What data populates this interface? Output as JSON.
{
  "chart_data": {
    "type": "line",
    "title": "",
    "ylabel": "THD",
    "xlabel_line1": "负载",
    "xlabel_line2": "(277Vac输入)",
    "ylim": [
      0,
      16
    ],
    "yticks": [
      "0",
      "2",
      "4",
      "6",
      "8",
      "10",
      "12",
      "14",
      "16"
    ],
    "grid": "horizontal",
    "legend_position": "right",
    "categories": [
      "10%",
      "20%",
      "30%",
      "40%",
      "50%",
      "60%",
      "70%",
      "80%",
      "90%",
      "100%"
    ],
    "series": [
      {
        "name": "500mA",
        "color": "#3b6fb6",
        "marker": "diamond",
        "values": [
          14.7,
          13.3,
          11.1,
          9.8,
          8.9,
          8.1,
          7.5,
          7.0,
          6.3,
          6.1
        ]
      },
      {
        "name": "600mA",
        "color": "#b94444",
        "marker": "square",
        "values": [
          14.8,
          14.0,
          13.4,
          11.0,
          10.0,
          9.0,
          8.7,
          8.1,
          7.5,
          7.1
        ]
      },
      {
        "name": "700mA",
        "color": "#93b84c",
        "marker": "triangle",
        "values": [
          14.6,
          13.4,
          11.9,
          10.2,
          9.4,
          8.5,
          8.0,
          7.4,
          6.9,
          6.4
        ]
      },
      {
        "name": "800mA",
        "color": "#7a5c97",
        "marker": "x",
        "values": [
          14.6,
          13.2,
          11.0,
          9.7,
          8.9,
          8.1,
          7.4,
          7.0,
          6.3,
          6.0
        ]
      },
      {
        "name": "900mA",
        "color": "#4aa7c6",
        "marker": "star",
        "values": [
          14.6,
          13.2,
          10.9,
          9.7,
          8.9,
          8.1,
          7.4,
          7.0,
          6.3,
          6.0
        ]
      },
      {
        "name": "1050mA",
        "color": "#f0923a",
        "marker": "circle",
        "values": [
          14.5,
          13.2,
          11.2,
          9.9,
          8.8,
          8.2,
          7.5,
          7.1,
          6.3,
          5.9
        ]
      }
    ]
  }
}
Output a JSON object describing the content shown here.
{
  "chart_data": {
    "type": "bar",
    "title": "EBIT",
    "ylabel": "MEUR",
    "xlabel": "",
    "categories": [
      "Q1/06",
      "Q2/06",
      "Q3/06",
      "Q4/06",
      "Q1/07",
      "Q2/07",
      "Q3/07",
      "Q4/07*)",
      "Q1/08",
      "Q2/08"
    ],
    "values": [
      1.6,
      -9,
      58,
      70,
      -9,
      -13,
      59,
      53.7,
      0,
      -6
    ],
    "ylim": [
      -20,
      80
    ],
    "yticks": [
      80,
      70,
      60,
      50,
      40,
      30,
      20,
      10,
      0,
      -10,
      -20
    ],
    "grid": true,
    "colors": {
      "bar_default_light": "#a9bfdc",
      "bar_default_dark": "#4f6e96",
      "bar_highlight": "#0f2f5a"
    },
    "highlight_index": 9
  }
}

Work to be completed:
Output exactly the lines above, from the one holding "Output a JSON" through the end of the data, including the first and last.

Task answer:
Output a JSON object describing the content shown here.
{
  "chart_data": {
    "type": "bar",
    "title": "EBIT",
    "ylabel": "MEUR",
    "xlabel": "",
    "categories": [
      "Q1/06",
      "Q2/06",
      "Q3/06",
      "Q4/06",
      "Q1/07",
      "Q2/07",
      "Q3/07",
      "Q4/07*)",
      "Q1/08",
      "Q2/08"
    ],
    "values": [
      1.6,
      -9,
      58,
      70,
      -9,
      -13,
      59,
      53.7,
      0,
      -6
    ],
    "ylim": [
      -20,
      80
    ],
    "yticks": [
      80,
      70,
      60,
      50,
      40,
      30,
      20,
      10,
      0,
      -10,
      -20
    ],
    "grid": true,
    "colors": {
      "bar_default_light": "#a9bfdc",
      "bar_default_dark": "#4f6e96",
      "bar_highlight": "#0f2f5a"
    },
    "highlight_index": 9
  }
}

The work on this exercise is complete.